-- START ENTRIES PROVIDED --

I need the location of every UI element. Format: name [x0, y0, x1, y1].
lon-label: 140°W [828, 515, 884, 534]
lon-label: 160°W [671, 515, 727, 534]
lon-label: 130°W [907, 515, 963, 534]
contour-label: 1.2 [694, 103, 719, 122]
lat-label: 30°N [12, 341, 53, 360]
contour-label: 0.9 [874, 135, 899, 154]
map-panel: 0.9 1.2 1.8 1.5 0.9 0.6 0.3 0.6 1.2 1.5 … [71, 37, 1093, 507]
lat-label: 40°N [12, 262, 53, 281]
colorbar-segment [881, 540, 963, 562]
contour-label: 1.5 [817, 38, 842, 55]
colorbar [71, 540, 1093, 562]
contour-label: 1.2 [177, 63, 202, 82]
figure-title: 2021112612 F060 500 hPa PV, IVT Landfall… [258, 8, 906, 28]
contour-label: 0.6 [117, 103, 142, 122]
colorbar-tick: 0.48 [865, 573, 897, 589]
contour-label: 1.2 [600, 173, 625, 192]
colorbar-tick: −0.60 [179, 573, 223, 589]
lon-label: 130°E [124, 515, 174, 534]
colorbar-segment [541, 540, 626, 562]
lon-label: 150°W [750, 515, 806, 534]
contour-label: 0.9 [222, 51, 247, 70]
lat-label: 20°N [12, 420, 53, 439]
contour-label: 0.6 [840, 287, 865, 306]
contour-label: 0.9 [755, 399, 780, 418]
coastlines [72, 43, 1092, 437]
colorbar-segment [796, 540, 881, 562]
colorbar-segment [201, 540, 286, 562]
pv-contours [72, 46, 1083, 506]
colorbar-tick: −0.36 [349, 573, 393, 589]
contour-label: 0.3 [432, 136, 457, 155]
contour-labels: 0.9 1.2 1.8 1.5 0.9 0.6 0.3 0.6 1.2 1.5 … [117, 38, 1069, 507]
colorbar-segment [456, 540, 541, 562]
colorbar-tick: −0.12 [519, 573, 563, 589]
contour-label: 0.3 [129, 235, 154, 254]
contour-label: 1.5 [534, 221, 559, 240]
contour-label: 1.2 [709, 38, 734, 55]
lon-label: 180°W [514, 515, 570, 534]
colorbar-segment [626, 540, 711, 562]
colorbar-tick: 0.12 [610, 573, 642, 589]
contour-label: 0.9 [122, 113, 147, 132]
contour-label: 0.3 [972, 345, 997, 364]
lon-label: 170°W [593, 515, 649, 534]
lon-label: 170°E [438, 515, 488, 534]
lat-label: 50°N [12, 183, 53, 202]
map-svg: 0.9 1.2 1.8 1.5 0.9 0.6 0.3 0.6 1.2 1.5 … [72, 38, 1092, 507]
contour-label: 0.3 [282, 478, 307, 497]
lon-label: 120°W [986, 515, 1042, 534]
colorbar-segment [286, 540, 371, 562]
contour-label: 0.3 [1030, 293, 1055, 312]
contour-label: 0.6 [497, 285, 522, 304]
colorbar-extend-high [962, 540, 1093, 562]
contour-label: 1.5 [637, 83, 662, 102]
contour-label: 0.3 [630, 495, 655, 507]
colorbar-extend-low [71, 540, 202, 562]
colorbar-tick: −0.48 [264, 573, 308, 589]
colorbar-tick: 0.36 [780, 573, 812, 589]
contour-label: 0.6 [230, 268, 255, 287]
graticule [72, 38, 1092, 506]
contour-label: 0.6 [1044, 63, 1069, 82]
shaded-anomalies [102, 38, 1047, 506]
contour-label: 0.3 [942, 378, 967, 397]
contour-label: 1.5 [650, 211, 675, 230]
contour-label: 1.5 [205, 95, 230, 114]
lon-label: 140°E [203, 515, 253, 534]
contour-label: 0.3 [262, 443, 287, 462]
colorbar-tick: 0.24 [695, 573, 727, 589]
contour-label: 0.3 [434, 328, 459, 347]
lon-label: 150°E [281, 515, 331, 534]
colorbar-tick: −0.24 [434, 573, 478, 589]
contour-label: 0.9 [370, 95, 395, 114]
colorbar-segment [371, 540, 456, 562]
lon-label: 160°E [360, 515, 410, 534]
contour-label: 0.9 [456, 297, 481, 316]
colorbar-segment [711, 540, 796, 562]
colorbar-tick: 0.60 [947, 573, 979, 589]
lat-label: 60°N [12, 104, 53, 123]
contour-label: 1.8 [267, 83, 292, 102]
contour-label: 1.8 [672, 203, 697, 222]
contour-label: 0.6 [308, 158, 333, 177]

-- END ENTRIES PROVIDED --

TASK OBJECTIVE
Extract the items from the first line through the line containing "contour-label: 0.3 [1030, 293, 1055, 312]", reproducing every line unchanged.

SOLUTION FOR THIS PROBLEM
I need the location of every UI element. Format: name [x0, y0, x1, y1].
lon-label: 140°W [828, 515, 884, 534]
lon-label: 160°W [671, 515, 727, 534]
lon-label: 130°W [907, 515, 963, 534]
contour-label: 1.2 [694, 103, 719, 122]
lat-label: 30°N [12, 341, 53, 360]
contour-label: 0.9 [874, 135, 899, 154]
map-panel: 0.9 1.2 1.8 1.5 0.9 0.6 0.3 0.6 1.2 1.5 … [71, 37, 1093, 507]
lat-label: 40°N [12, 262, 53, 281]
colorbar-segment [881, 540, 963, 562]
contour-label: 1.5 [817, 38, 842, 55]
colorbar [71, 540, 1093, 562]
contour-label: 1.2 [177, 63, 202, 82]
figure-title: 2021112612 F060 500 hPa PV, IVT Landfall… [258, 8, 906, 28]
contour-label: 0.6 [117, 103, 142, 122]
colorbar-tick: 0.48 [865, 573, 897, 589]
contour-label: 1.2 [600, 173, 625, 192]
colorbar-tick: −0.60 [179, 573, 223, 589]
lon-label: 130°E [124, 515, 174, 534]
colorbar-segment [541, 540, 626, 562]
lon-label: 150°W [750, 515, 806, 534]
contour-label: 0.9 [222, 51, 247, 70]
lat-label: 20°N [12, 420, 53, 439]
contour-label: 0.6 [840, 287, 865, 306]
contour-label: 0.9 [755, 399, 780, 418]
coastlines [72, 43, 1092, 437]
colorbar-segment [796, 540, 881, 562]
colorbar-segment [201, 540, 286, 562]
pv-contours [72, 46, 1083, 506]
colorbar-tick: −0.36 [349, 573, 393, 589]
contour-label: 0.3 [432, 136, 457, 155]
contour-labels: 0.9 1.2 1.8 1.5 0.9 0.6 0.3 0.6 1.2 1.5 … [117, 38, 1069, 507]
colorbar-segment [456, 540, 541, 562]
colorbar-tick: −0.12 [519, 573, 563, 589]
contour-label: 0.3 [129, 235, 154, 254]
contour-label: 1.5 [534, 221, 559, 240]
contour-label: 1.2 [709, 38, 734, 55]
lon-label: 180°W [514, 515, 570, 534]
colorbar-segment [626, 540, 711, 562]
colorbar-tick: 0.12 [610, 573, 642, 589]
contour-label: 0.9 [122, 113, 147, 132]
contour-label: 0.3 [972, 345, 997, 364]
lon-label: 170°W [593, 515, 649, 534]
lon-label: 170°E [438, 515, 488, 534]
lat-label: 50°N [12, 183, 53, 202]
map-svg: 0.9 1.2 1.8 1.5 0.9 0.6 0.3 0.6 1.2 1.5 … [72, 38, 1092, 507]
contour-label: 0.3 [282, 478, 307, 497]
lon-label: 120°W [986, 515, 1042, 534]
colorbar-segment [286, 540, 371, 562]
contour-label: 0.3 [1030, 293, 1055, 312]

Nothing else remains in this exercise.